Records from a dataset
>>>>>
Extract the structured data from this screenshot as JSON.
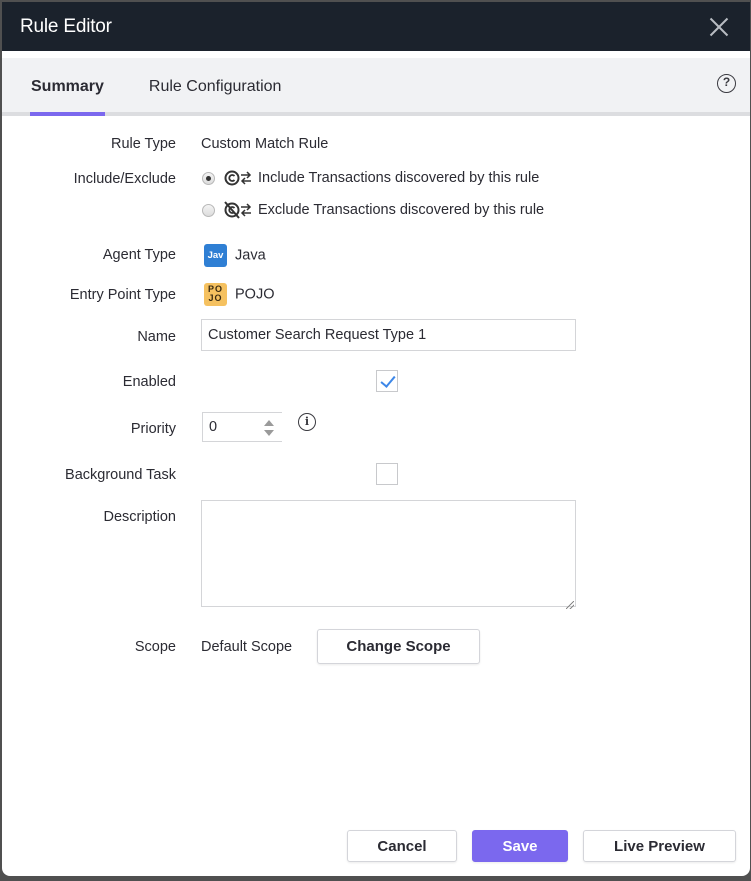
{
  "window": {
    "title": "Rule Editor",
    "close_icon": "close-icon"
  },
  "tabs": [
    {
      "label": "Summary",
      "active": true
    },
    {
      "label": "Rule Configuration",
      "active": false
    }
  ],
  "help_icon": "help-circle-icon",
  "form": {
    "rule_type": {
      "label": "Rule Type",
      "value": "Custom Match Rule"
    },
    "include_exclude": {
      "label": "Include/Exclude",
      "options": [
        {
          "label": "Include Transactions discovered by this rule",
          "icon": "include-transactions-icon",
          "selected": true
        },
        {
          "label": "Exclude Transactions discovered by this rule",
          "icon": "exclude-transactions-icon",
          "selected": false
        }
      ]
    },
    "agent_type": {
      "label": "Agent Type",
      "badge": "Jav",
      "value": "Java",
      "badge_color": "#2f7fd4"
    },
    "entry_point_type": {
      "label": "Entry Point Type",
      "badge_top": "PO",
      "badge_bottom": "JO",
      "value": "POJO",
      "badge_color": "#f5c160"
    },
    "name": {
      "label": "Name",
      "value": "Customer Search Request Type 1"
    },
    "enabled": {
      "label": "Enabled",
      "checked": true
    },
    "priority": {
      "label": "Priority",
      "value": "0"
    },
    "background_task": {
      "label": "Background Task",
      "checked": false
    },
    "description": {
      "label": "Description",
      "value": ""
    },
    "scope": {
      "label": "Scope",
      "value": "Default Scope",
      "button": "Change Scope"
    }
  },
  "footer": {
    "cancel": "Cancel",
    "save": "Save",
    "live_preview": "Live Preview"
  },
  "colors": {
    "accent": "#7b68ee",
    "titlebar": "#1b222c",
    "checkmark": "#3d87e8"
  }
}
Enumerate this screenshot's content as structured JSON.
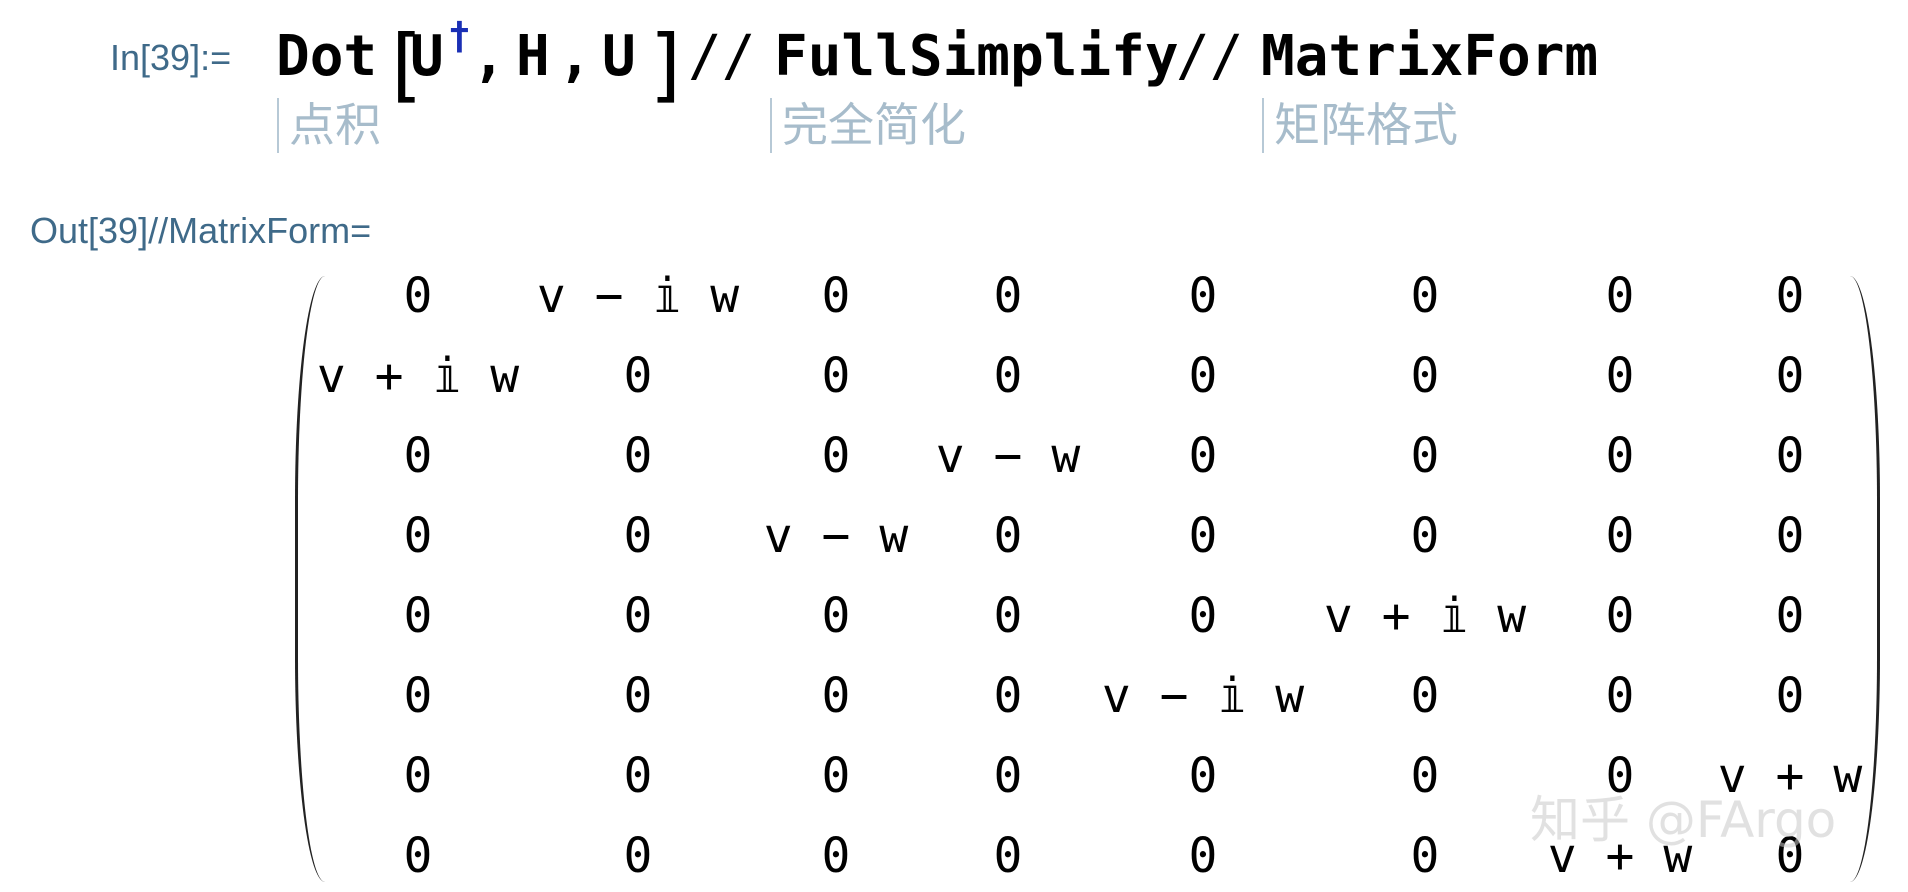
{
  "input": {
    "label": "In[39]:=",
    "tokens": {
      "dot": "Dot",
      "bracket_left": "[",
      "u1": "U",
      "dagger": "†",
      "comma1": ",",
      "h": "H",
      "comma2": ",",
      "u2": "U",
      "bracket_right": "]",
      "op1": "//",
      "fullsimplify": "FullSimplify",
      "op2": "//",
      "matrixform": "MatrixForm"
    },
    "hints": {
      "dot": "点积",
      "fullsimplify": "完全简化",
      "matrixform": "矩阵格式"
    }
  },
  "output": {
    "label": "Out[39]//MatrixForm=",
    "matrix": [
      [
        "0",
        "v − 𝕚 w",
        "0",
        "0",
        "0",
        "0",
        "0",
        "0"
      ],
      [
        "v + 𝕚 w",
        "0",
        "0",
        "0",
        "0",
        "0",
        "0",
        "0"
      ],
      [
        "0",
        "0",
        "0",
        "v − w",
        "0",
        "0",
        "0",
        "0"
      ],
      [
        "0",
        "0",
        "v − w",
        "0",
        "0",
        "0",
        "0",
        "0"
      ],
      [
        "0",
        "0",
        "0",
        "0",
        "0",
        "v + 𝕚 w",
        "0",
        "0"
      ],
      [
        "0",
        "0",
        "0",
        "0",
        "v − 𝕚 w",
        "0",
        "0",
        "0"
      ],
      [
        "0",
        "0",
        "0",
        "0",
        "0",
        "0",
        "0",
        "v + w"
      ],
      [
        "0",
        "0",
        "0",
        "0",
        "0",
        "0",
        "v + w",
        "0"
      ]
    ]
  },
  "watermark": "知乎 @FArgo"
}
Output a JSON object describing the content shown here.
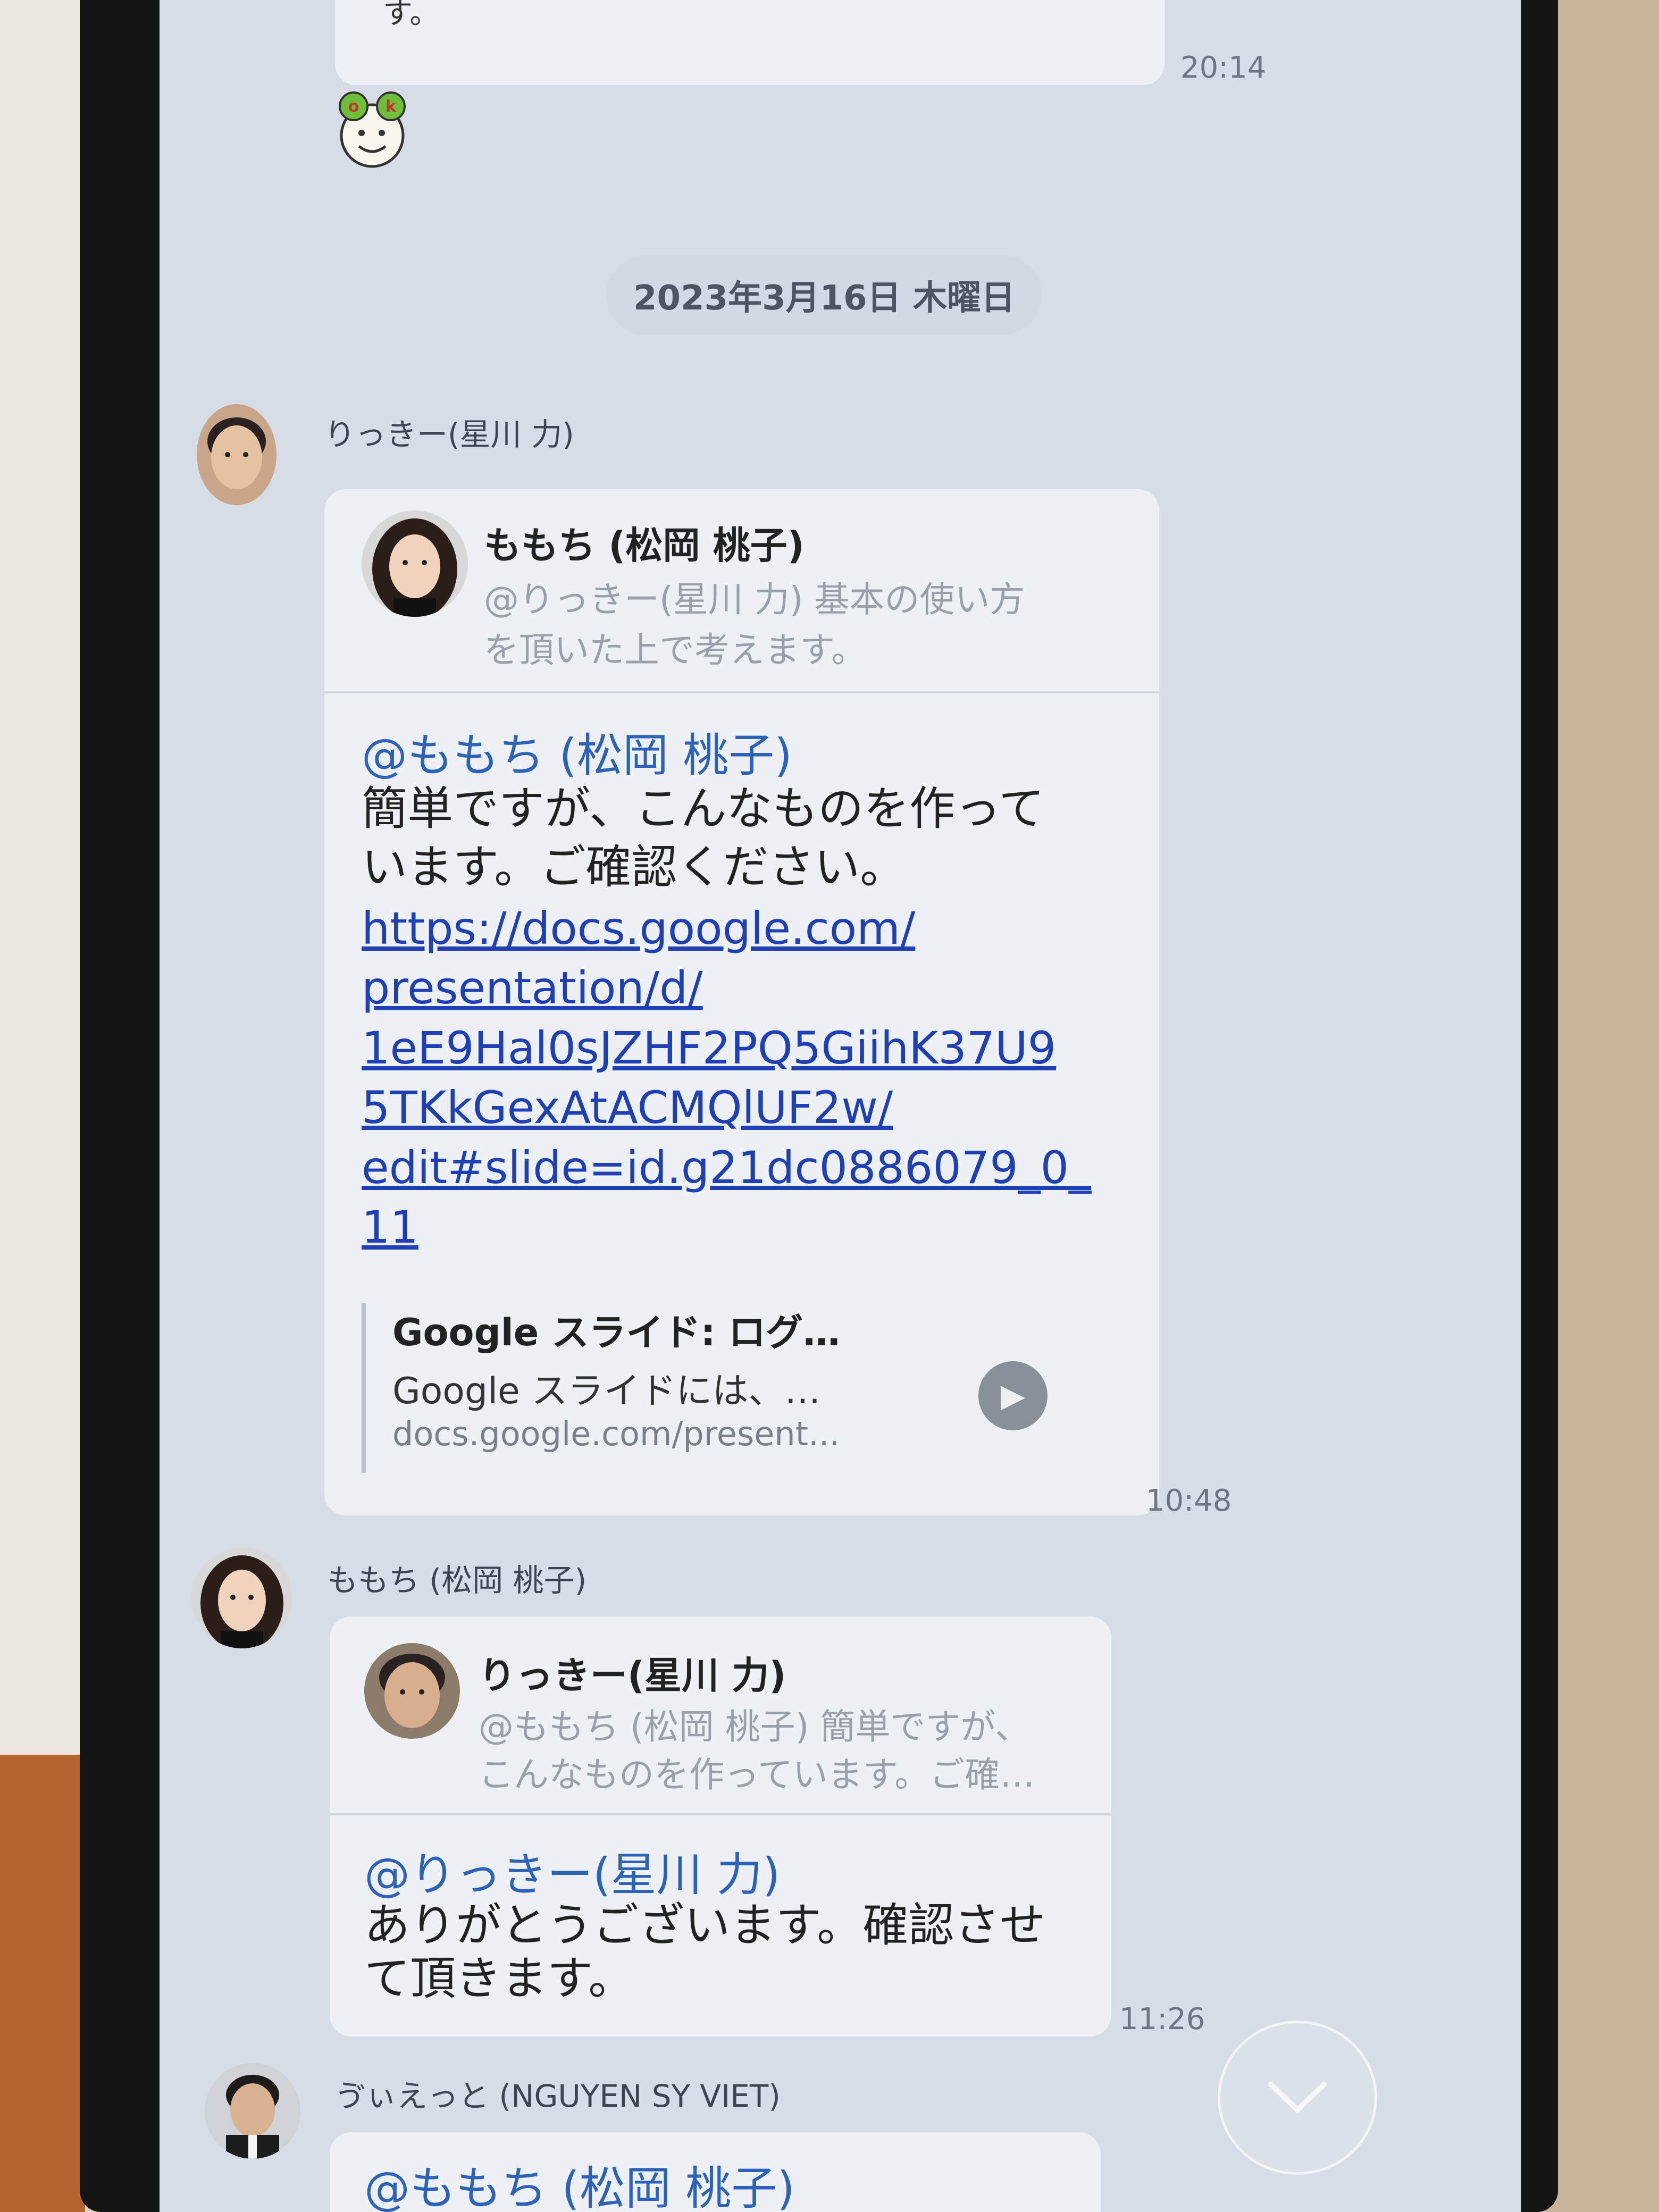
{
  "chat": {
    "prev_message_tail": "す。",
    "prev_time": "20:14",
    "sticker": "ok-sticker",
    "date_separator": "2023年3月16日 木曜日",
    "messages": [
      {
        "sender": "りっきー(星川 力)",
        "quote_name": "ももち (松岡 桃子)",
        "quote_line1": "@りっきー(星川 力) 基本の使い方",
        "quote_line2": "を頂いた上で考えます。",
        "mention": "@ももち (松岡 桃子)",
        "body_line1": "簡単ですが、こんなものを作って",
        "body_line2": "います。ご確認ください。",
        "link_lines": [
          "https://docs.google.com/",
          "presentation/d/",
          "1eE9Hal0sJZHF2PQ5GiihK37U9",
          "5TKkGexAtACMQlUF2w/",
          "edit#slide=id.g21dc0886079_0_",
          "11"
        ],
        "preview_title": "Google スライド: ログ…",
        "preview_desc": "Google スライドには、…",
        "preview_url": "docs.google.com/present...",
        "time": "10:48"
      },
      {
        "sender": "ももち (松岡 桃子)",
        "quote_name": "りっきー(星川 力)",
        "quote_line1": "@ももち (松岡 桃子) 簡単ですが、",
        "quote_line2": "こんなものを作っています。ご確…",
        "mention": "@りっきー(星川 力)",
        "body_line1": "ありがとうございます。確認させ",
        "body_line2": "て頂きます。",
        "time": "11:26"
      },
      {
        "sender": "ゔぃえっと (NGUYEN SY VIET)",
        "mention": "@ももち (松岡 桃子)"
      }
    ]
  },
  "icons": {
    "play": "play-icon",
    "scroll_down": "chevron-down-icon"
  }
}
<<<<<
From the listing above, print every entry precisely and drop the pictures.

Extract the structured data from this screenshot as JSON.
{
  "window": {
    "title": "Rule Editor",
    "close_icon": "close-icon"
  },
  "tabs": [
    {
      "label": "Summary",
      "active": true
    },
    {
      "label": "Rule Configuration",
      "active": false
    }
  ],
  "help_icon": "help-circle-icon",
  "form": {
    "rule_type": {
      "label": "Rule Type",
      "value": "Custom Match Rule"
    },
    "include_exclude": {
      "label": "Include/Exclude",
      "options": [
        {
          "label": "Include Transactions discovered by this rule",
          "icon": "include-transactions-icon",
          "selected": true
        },
        {
          "label": "Exclude Transactions discovered by this rule",
          "icon": "exclude-transactions-icon",
          "selected": false
        }
      ]
    },
    "agent_type": {
      "label": "Agent Type",
      "badge": "Jav",
      "value": "Java",
      "badge_color": "#2f7fd4"
    },
    "entry_point_type": {
      "label": "Entry Point Type",
      "badge_top": "PO",
      "badge_bottom": "JO",
      "value": "POJO",
      "badge_color": "#f5c160"
    },
    "name": {
      "label": "Name",
      "value": "Customer Search Request Type 1"
    },
    "enabled": {
      "label": "Enabled",
      "checked": true
    },
    "priority": {
      "label": "Priority",
      "value": "0"
    },
    "background_task": {
      "label": "Background Task",
      "checked": false
    },
    "description": {
      "label": "Description",
      "value": ""
    },
    "scope": {
      "label": "Scope",
      "value": "Default Scope",
      "button": "Change Scope"
    }
  },
  "footer": {
    "cancel": "Cancel",
    "save": "Save",
    "live_preview": "Live Preview"
  },
  "colors": {
    "accent": "#7b68ee",
    "titlebar": "#1b222c",
    "checkmark": "#3d87e8"
  }
}
Enumerate this screenshot's content as structured JSON.
{
  "input": {
    "label": "In[39]:=",
    "tokens": {
      "dot": "Dot",
      "bracket_left": "[",
      "u1": "U",
      "dagger": "†",
      "comma1": ",",
      "h": "H",
      "comma2": ",",
      "u2": "U",
      "bracket_right": "]",
      "op1": "//",
      "fullsimplify": "FullSimplify",
      "op2": "//",
      "matrixform": "MatrixForm"
    },
    "hints": {
      "dot": "点积",
      "fullsimplify": "完全简化",
      "matrixform": "矩阵格式"
    }
  },
  "output": {
    "label": "Out[39]//MatrixForm=",
    "matrix": [
      [
        "0",
        "v − 𝕚 w",
        "0",
        "0",
        "0",
        "0",
        "0",
        "0"
      ],
      [
        "v + 𝕚 w",
        "0",
        "0",
        "0",
        "0",
        "0",
        "0",
        "0"
      ],
      [
        "0",
        "0",
        "0",
        "v − w",
        "0",
        "0",
        "0",
        "0"
      ],
      [
        "0",
        "0",
        "v − w",
        "0",
        "0",
        "0",
        "0",
        "0"
      ],
      [
        "0",
        "0",
        "0",
        "0",
        "0",
        "v + 𝕚 w",
        "0",
        "0"
      ],
      [
        "0",
        "0",
        "0",
        "0",
        "v − 𝕚 w",
        "0",
        "0",
        "0"
      ],
      [
        "0",
        "0",
        "0",
        "0",
        "0",
        "0",
        "0",
        "v + w"
      ],
      [
        "0",
        "0",
        "0",
        "0",
        "0",
        "0",
        "v + w",
        "0"
      ]
    ]
  },
  "watermark": "知乎 @FArgo"
}
Output a JSON object describing the content shown here.
{
  "chat": {
    "prev_message_tail": "す。",
    "prev_time": "20:14",
    "sticker": "ok-sticker",
    "date_separator": "2023年3月16日 木曜日",
    "messages": [
      {
        "sender": "りっきー(星川 力)",
        "quote_name": "ももち (松岡 桃子)",
        "quote_line1": "@りっきー(星川 力) 基本の使い方",
        "quote_line2": "を頂いた上で考えます。",
        "mention": "@ももち (松岡 桃子)",
        "body_line1": "簡単ですが、こんなものを作って",
        "body_line2": "います。ご確認ください。",
        "link_lines": [
          "https://docs.google.com/",
          "presentation/d/",
          "1eE9Hal0sJZHF2PQ5GiihK37U9",
          "5TKkGexAtACMQlUF2w/",
          "edit#slide=id.g21dc0886079_0_",
          "11"
        ],
        "preview_title": "Google スライド: ログ…",
        "preview_desc": "Google スライドには、…",
        "preview_url": "docs.google.com/present...",
        "time": "10:48"
      },
      {
        "sender": "ももち (松岡 桃子)",
        "quote_name": "りっきー(星川 力)",
        "quote_line1": "@ももち (松岡 桃子) 簡単ですが、",
        "quote_line2": "こんなものを作っています。ご確…",
        "mention": "@りっきー(星川 力)",
        "body_line1": "ありがとうございます。確認させ",
        "body_line2": "て頂きます。",
        "time": "11:26"
      },
      {
        "sender": "ゔぃえっと (NGUYEN SY VIET)",
        "mention": "@ももち (松岡 桃子)"
      }
    ]
  },
  "icons": {
    "play": "play-icon",
    "scroll_down": "chevron-down-icon"
  }
}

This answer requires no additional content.